## Work instructions
Each line of the material below that holds the word "области" needs to be copied.

[Recorded data]

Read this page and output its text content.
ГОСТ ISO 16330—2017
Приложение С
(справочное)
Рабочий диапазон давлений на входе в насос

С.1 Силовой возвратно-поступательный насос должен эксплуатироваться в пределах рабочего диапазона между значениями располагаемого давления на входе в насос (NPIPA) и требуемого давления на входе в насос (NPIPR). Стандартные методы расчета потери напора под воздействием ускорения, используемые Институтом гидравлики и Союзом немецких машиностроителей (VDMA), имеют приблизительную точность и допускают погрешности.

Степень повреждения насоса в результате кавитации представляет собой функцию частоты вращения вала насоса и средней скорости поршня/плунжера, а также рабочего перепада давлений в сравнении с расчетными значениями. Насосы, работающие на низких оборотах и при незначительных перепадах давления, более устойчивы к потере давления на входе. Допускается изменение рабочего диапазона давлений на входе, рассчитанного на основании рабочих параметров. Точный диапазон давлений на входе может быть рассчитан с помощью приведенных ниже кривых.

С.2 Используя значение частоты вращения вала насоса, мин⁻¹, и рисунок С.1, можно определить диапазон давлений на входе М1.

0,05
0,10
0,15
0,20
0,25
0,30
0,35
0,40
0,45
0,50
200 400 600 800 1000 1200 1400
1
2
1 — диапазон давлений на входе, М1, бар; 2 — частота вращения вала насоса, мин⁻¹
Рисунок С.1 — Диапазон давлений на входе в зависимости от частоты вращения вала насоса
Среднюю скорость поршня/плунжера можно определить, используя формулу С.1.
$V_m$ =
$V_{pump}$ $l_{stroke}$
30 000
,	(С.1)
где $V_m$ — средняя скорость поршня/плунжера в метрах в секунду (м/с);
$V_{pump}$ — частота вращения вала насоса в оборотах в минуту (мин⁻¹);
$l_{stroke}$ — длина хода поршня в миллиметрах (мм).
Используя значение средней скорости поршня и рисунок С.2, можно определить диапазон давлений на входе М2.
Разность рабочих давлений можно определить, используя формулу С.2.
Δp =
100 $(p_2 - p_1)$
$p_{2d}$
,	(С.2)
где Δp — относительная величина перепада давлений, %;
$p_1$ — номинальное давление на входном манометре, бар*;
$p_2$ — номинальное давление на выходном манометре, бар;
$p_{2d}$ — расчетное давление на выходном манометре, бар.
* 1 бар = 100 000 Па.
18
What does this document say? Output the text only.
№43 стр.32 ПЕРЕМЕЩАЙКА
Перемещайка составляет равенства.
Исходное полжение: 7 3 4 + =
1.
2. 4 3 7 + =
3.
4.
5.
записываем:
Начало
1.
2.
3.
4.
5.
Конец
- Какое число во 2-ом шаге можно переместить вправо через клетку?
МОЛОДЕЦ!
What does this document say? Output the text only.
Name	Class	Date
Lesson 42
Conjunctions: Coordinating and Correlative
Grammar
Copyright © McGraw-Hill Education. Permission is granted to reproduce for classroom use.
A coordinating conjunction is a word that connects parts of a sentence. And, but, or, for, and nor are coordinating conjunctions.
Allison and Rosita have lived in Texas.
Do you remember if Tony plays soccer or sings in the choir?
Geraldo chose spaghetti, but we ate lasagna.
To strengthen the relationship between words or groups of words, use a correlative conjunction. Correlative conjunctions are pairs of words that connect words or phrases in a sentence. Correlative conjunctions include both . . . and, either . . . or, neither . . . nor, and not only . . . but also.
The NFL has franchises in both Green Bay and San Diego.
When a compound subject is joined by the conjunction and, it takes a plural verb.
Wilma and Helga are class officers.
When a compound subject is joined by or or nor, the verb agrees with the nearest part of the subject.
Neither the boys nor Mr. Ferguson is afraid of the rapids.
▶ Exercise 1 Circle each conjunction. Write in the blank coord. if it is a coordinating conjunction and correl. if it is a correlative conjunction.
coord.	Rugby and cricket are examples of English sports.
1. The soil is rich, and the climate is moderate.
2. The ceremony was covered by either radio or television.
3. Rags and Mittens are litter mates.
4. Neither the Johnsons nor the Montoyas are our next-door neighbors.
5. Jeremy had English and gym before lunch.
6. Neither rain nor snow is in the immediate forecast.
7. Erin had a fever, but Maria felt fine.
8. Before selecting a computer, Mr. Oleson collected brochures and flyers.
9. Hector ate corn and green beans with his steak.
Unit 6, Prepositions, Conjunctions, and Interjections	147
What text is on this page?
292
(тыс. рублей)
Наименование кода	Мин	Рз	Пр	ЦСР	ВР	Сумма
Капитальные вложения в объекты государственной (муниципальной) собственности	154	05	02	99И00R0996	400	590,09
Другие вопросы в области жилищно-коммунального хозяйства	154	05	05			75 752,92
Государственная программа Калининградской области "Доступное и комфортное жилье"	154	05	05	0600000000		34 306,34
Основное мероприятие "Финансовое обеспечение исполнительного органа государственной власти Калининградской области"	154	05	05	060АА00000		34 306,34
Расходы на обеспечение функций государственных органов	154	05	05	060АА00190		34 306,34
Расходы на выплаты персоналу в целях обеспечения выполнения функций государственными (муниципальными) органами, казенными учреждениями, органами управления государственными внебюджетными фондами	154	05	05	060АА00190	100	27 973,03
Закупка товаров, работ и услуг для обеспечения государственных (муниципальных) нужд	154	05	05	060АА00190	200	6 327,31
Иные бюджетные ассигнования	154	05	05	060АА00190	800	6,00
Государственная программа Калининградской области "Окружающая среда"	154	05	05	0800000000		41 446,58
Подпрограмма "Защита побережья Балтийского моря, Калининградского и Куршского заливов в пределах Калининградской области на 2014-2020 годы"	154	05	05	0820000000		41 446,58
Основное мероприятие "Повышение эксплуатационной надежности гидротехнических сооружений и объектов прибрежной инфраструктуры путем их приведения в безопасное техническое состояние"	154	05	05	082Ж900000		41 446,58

## Task result
Другие вопросы в области жилищно-коммунального хозяйства	154	05	05			75 752,92
Государственная программа Калининградской области "Доступное и комфортное жилье"	154	05	05	0600000000		34 306,34
Основное мероприятие "Финансовое обеспечение исполнительного органа государственной власти Калининградской области"	154	05	05	060АА00000		34 306,34
Государственная программа Калининградской области "Окружающая среда"	154	05	05	0800000000		41 446,58
Подпрограмма "Защита побережья Балтийского моря, Калининградского и Куршского заливов в пределах Калининградской области на 2014-2020 годы"	154	05	05	0820000000		41 446,58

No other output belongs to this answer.